Identify the lines containing the word "Secondary". Copy each one.

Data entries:
◆ ◆ ◆ ◆ ◆ ◆ ◆
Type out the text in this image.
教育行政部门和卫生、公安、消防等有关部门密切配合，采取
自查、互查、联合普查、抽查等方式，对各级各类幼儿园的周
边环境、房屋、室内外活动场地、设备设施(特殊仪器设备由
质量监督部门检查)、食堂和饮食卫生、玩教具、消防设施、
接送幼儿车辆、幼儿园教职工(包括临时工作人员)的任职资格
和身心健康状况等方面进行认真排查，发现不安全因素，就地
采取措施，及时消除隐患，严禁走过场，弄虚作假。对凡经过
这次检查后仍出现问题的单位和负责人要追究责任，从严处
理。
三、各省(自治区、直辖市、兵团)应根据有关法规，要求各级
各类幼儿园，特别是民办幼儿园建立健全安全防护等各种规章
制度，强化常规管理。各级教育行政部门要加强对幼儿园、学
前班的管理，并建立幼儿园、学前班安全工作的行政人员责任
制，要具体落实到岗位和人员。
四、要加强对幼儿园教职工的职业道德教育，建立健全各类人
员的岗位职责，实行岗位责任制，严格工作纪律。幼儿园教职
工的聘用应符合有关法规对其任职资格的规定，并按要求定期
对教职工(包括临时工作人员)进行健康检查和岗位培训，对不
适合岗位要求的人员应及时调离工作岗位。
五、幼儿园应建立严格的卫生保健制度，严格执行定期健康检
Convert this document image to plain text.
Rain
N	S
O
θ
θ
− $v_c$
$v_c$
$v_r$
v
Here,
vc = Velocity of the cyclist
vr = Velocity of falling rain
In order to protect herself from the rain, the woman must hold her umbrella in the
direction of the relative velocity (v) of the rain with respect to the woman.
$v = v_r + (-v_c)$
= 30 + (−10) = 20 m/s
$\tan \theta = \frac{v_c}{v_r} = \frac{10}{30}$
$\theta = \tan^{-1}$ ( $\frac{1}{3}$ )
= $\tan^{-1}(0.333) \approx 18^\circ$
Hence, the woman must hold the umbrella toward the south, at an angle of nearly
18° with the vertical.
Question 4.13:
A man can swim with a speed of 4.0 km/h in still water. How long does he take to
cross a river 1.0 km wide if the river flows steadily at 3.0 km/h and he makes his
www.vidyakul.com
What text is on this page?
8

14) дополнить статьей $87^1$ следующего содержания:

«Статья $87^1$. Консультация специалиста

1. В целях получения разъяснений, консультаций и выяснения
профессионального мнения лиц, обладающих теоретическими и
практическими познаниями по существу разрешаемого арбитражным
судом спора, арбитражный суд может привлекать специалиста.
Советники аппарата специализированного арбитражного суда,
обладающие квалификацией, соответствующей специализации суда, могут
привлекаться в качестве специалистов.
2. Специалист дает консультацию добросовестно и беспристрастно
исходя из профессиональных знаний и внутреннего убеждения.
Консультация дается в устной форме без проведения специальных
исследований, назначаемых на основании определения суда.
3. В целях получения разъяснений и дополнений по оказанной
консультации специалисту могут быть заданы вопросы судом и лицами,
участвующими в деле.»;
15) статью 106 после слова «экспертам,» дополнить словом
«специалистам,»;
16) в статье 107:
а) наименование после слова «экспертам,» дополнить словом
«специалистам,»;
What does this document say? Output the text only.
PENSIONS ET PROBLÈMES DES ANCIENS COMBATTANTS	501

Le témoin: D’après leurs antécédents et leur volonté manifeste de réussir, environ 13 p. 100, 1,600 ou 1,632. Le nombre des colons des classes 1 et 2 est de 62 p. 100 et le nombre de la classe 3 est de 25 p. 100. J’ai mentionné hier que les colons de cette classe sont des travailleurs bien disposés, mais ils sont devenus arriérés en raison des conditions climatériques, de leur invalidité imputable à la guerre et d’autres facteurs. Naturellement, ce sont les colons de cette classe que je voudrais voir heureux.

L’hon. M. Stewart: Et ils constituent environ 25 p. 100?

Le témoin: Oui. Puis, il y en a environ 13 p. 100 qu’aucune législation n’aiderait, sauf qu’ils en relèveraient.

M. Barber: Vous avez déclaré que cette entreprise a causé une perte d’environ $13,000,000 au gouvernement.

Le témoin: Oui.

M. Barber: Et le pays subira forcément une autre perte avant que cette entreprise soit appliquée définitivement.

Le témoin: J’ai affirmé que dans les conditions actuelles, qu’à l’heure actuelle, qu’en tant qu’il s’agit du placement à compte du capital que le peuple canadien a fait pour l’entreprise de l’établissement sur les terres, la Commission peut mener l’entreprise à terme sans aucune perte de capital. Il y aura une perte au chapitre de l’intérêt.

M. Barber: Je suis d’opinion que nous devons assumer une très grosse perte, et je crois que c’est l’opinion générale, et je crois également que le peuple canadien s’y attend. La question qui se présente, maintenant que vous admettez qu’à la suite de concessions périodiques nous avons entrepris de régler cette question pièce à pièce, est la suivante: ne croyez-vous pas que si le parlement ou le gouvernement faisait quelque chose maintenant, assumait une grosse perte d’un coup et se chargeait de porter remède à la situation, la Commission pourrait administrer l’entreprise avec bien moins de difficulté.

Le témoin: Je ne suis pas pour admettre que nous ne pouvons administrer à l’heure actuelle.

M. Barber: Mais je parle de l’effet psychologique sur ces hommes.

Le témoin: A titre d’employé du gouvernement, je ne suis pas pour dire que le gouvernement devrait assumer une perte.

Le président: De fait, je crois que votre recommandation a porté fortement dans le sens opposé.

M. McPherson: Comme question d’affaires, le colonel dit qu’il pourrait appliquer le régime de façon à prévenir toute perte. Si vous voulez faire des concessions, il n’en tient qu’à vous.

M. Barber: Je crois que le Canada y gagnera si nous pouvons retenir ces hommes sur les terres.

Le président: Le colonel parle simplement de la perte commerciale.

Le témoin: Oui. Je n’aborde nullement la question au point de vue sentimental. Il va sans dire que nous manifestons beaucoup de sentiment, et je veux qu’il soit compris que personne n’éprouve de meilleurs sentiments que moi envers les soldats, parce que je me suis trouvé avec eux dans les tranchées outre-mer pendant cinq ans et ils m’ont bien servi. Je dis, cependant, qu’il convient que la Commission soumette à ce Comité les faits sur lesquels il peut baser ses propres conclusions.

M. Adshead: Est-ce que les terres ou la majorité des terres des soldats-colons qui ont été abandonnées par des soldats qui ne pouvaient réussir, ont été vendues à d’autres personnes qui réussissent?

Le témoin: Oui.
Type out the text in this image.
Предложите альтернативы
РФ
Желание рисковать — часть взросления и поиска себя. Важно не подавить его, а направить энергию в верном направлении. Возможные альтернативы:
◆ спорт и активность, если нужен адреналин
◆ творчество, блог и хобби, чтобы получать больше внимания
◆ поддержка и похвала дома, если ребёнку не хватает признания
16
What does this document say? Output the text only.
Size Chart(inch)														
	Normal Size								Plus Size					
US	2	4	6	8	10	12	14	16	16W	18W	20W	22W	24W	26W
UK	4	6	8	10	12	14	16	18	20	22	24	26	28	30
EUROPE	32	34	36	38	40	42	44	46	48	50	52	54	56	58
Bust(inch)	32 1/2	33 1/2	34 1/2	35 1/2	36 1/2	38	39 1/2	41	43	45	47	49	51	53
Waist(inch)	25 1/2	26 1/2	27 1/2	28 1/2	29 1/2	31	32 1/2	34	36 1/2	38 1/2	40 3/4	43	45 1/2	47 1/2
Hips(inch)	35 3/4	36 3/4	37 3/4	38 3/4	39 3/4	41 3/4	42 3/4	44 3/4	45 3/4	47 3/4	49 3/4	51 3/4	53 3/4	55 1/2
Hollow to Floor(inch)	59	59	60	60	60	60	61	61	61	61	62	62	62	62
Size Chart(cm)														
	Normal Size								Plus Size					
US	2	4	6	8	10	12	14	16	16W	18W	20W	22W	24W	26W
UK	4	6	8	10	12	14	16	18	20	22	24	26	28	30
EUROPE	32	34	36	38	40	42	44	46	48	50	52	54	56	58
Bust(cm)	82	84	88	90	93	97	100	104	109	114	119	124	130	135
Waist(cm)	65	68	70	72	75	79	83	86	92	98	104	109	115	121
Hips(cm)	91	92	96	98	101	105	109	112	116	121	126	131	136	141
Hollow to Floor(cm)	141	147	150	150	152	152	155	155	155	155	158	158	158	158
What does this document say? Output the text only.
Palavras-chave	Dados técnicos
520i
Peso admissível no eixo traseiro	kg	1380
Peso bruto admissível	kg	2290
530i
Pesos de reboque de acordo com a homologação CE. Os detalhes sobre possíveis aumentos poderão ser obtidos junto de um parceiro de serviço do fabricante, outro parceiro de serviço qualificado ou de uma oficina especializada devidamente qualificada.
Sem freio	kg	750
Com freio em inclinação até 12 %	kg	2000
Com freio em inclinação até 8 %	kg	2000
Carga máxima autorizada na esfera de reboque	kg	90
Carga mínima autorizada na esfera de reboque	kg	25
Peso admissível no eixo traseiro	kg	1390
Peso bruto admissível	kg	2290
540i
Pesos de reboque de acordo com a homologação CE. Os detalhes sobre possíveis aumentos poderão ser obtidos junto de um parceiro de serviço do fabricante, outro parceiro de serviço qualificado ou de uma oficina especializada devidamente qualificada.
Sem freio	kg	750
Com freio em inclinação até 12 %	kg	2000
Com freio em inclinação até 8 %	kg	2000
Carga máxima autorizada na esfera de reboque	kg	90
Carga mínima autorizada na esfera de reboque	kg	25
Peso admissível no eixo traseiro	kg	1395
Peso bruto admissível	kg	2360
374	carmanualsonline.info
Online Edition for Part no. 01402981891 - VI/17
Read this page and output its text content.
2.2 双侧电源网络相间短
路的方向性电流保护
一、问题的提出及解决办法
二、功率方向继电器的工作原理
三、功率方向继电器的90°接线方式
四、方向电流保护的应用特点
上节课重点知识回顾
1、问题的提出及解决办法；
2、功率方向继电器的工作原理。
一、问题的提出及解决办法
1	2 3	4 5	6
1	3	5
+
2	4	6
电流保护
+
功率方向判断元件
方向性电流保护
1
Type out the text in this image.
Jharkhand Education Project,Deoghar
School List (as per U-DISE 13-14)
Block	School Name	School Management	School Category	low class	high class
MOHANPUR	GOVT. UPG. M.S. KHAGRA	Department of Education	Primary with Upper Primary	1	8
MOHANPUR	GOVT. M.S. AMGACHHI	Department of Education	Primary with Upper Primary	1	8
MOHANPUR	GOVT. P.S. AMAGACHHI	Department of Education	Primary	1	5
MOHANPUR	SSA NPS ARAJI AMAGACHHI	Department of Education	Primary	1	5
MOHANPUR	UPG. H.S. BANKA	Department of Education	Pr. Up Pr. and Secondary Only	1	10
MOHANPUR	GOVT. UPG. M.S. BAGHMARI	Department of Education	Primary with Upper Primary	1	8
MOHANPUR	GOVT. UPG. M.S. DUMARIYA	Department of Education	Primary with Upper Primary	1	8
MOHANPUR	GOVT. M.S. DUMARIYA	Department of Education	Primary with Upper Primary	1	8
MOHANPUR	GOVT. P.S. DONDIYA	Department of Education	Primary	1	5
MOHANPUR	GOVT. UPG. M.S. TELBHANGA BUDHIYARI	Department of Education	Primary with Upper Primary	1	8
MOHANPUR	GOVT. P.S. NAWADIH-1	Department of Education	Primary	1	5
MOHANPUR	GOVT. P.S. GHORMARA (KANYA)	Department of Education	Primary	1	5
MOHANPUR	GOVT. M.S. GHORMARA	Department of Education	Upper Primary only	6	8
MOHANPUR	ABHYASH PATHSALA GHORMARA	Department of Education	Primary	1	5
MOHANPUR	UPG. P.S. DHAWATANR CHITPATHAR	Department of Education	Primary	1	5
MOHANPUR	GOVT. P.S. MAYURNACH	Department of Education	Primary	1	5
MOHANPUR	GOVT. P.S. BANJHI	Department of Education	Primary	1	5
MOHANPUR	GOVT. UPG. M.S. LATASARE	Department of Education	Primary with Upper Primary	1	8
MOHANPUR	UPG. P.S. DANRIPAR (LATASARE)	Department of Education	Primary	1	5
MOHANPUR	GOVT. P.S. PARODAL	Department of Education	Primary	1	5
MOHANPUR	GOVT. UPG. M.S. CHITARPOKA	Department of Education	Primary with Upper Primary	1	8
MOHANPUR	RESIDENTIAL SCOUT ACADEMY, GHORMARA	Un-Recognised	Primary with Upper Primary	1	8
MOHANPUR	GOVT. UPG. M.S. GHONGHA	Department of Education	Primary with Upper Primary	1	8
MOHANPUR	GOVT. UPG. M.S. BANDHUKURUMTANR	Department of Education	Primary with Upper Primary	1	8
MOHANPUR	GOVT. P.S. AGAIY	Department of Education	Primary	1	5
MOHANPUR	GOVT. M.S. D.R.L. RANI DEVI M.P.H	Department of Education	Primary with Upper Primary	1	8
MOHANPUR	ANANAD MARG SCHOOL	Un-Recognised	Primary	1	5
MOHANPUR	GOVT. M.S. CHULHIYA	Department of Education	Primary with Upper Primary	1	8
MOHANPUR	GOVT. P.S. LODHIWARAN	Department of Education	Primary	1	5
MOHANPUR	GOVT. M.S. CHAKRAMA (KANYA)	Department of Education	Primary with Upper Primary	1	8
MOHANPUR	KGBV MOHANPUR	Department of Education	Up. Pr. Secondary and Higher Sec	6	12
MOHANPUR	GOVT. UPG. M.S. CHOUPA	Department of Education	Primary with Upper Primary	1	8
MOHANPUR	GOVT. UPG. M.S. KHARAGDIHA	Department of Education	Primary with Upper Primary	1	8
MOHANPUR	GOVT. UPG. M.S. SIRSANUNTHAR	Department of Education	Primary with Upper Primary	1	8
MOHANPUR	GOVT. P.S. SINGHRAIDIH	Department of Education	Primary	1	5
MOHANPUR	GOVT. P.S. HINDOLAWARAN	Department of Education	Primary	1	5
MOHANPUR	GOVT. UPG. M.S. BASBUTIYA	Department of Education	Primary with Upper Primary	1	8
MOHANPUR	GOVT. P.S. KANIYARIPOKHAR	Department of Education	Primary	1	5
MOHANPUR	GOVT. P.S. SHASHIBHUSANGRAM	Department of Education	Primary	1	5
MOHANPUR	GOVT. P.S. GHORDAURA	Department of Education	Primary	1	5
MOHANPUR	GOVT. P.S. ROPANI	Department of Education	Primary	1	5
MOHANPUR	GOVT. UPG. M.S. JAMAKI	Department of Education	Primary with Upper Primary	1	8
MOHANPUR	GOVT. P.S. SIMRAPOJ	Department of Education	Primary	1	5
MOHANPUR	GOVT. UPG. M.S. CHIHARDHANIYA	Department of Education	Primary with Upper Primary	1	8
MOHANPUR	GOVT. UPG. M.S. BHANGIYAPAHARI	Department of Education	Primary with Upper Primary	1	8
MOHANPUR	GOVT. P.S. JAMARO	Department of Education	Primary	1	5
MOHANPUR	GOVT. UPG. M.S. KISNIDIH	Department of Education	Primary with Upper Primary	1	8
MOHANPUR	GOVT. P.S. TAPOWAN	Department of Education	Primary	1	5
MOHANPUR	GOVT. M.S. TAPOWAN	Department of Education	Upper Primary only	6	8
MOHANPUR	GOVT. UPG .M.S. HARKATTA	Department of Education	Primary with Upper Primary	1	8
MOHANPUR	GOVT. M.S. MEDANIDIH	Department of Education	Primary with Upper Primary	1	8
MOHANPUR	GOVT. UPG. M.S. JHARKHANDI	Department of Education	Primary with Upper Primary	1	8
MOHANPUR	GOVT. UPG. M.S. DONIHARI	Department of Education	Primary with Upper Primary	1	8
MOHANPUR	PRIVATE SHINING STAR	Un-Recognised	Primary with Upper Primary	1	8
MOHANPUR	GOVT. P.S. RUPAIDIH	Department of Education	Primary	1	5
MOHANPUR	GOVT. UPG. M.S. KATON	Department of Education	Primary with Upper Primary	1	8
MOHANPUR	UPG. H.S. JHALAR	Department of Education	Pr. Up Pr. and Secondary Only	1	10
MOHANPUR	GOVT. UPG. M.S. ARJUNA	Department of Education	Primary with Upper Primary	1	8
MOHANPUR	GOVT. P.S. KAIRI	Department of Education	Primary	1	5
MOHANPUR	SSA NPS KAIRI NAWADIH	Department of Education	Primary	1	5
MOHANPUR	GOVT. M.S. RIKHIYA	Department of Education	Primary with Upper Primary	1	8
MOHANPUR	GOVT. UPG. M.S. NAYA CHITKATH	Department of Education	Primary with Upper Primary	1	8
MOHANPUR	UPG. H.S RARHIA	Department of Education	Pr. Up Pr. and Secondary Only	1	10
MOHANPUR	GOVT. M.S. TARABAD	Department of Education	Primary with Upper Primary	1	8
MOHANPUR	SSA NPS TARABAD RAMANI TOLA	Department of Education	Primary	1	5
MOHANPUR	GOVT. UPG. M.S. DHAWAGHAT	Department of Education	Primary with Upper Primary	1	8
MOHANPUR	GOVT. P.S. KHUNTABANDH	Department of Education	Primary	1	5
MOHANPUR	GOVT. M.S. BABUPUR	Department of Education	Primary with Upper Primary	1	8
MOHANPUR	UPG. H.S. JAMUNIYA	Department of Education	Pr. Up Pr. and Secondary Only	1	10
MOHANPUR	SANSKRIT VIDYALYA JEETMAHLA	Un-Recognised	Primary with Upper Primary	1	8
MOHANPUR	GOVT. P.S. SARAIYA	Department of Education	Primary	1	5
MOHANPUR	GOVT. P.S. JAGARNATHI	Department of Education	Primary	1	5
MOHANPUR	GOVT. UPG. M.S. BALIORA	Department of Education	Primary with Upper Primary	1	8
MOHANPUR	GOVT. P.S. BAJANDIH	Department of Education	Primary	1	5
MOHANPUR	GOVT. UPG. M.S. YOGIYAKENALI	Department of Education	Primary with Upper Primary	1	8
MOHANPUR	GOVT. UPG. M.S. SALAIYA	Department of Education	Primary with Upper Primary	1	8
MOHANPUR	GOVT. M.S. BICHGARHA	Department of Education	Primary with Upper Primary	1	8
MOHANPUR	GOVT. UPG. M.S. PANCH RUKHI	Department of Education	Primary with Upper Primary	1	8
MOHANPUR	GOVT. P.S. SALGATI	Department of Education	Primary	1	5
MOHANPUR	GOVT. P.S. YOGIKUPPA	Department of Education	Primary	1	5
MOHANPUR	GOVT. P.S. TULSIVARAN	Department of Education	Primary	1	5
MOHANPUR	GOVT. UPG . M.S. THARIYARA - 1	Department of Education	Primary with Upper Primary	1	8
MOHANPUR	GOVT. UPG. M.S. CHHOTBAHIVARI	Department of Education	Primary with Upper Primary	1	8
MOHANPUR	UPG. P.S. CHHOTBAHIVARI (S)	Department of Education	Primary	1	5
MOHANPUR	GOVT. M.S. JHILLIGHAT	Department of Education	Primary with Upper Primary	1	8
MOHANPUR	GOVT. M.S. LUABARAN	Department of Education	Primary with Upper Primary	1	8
◆ ◆ ◆ ◆ ◆ ◆ ◆
**Correct answer**:
MOHANPUR	UPG. H.S. BANKA	Department of Education	Pr. Up Pr. and Secondary Only	1	10
MOHANPUR	KGBV MOHANPUR	Department of Education	Up. Pr. Secondary and Higher Sec	6	12
MOHANPUR	UPG. H.S. JHALAR	Department of Education	Pr. Up Pr. and Secondary Only	1	10
MOHANPUR	UPG. H.S RARHIA	Department of Education	Pr. Up Pr. and Secondary Only	1	10
MOHANPUR	UPG. H.S. JAMUNIYA	Department of Education	Pr. Up Pr. and Secondary Only	1	10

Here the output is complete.